> _WRITTEN REQUEST_: Search the material and gather each line with "title" in it.

------------------------------

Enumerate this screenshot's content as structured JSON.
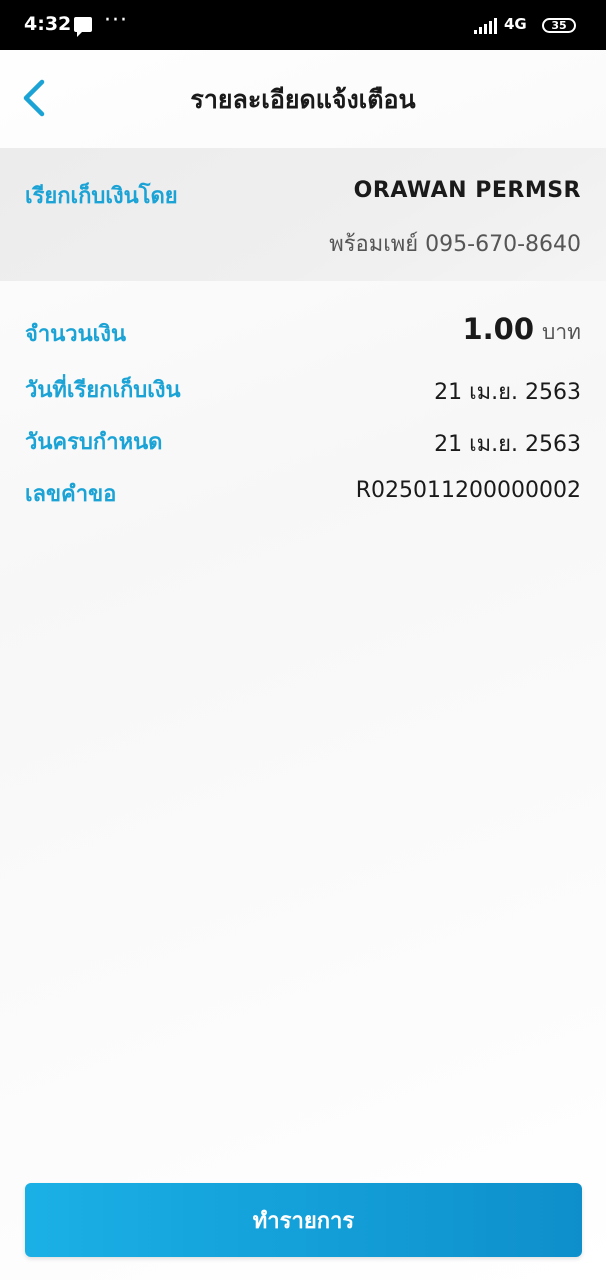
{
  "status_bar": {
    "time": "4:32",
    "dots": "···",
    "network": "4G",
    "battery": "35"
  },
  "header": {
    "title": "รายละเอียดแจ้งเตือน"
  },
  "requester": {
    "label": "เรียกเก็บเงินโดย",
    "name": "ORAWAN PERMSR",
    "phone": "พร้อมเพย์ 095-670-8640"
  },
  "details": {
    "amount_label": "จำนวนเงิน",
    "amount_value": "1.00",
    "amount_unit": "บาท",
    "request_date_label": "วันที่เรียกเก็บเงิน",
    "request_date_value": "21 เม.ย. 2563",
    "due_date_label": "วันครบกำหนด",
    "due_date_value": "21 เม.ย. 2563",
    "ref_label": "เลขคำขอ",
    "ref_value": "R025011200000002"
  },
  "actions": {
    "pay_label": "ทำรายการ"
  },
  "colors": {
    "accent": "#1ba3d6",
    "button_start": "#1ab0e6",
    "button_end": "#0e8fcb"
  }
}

------------------------------

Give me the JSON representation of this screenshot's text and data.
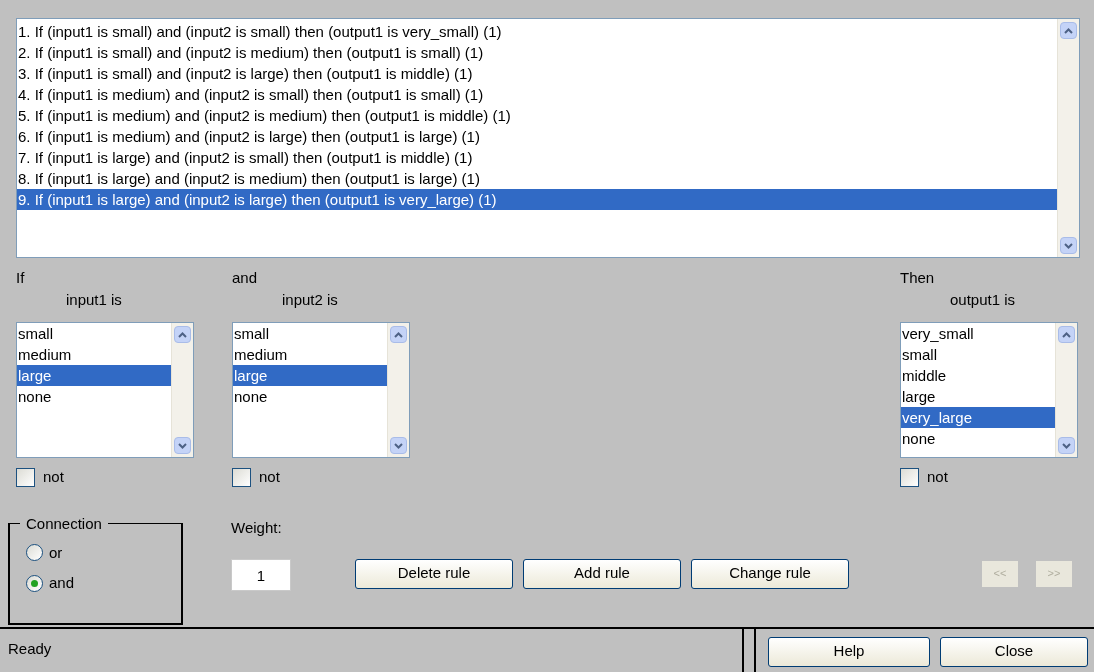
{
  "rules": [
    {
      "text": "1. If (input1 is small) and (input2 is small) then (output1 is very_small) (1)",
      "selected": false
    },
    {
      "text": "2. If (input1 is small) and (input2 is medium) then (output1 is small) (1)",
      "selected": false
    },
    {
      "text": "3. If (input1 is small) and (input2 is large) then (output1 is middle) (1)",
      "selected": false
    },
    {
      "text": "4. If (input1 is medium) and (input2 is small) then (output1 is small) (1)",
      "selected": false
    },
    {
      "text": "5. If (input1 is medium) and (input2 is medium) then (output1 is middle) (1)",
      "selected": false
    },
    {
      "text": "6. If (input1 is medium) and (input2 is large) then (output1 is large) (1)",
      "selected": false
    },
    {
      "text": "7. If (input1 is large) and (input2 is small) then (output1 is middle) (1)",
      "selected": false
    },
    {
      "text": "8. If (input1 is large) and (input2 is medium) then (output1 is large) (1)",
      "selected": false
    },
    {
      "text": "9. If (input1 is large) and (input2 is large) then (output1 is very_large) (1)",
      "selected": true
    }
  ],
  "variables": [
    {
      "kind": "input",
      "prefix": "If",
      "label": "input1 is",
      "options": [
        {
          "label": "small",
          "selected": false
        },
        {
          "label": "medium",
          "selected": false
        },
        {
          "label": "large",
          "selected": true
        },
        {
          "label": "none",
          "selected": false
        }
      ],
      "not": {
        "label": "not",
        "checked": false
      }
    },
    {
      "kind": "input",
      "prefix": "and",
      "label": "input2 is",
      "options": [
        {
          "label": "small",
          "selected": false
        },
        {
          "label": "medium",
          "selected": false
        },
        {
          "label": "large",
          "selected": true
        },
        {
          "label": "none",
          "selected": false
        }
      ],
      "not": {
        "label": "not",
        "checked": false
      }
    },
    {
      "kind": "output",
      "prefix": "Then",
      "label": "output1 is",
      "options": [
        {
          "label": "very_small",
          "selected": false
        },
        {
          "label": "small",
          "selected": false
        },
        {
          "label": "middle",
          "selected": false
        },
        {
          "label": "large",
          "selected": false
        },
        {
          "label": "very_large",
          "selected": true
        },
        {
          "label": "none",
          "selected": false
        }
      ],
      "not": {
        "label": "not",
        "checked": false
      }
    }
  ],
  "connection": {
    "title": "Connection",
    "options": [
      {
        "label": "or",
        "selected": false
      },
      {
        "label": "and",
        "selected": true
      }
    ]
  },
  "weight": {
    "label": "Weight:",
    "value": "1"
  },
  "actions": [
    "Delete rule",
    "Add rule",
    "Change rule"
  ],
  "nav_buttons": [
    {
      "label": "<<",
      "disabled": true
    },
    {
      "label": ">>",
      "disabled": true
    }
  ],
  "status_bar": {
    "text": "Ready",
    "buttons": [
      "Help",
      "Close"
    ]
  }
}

------------------------------

> _SOLUTION TO THIS PROBLEM_:
    "title": "รายละเอียดแจ้งเตือน"
    "title": "Connection",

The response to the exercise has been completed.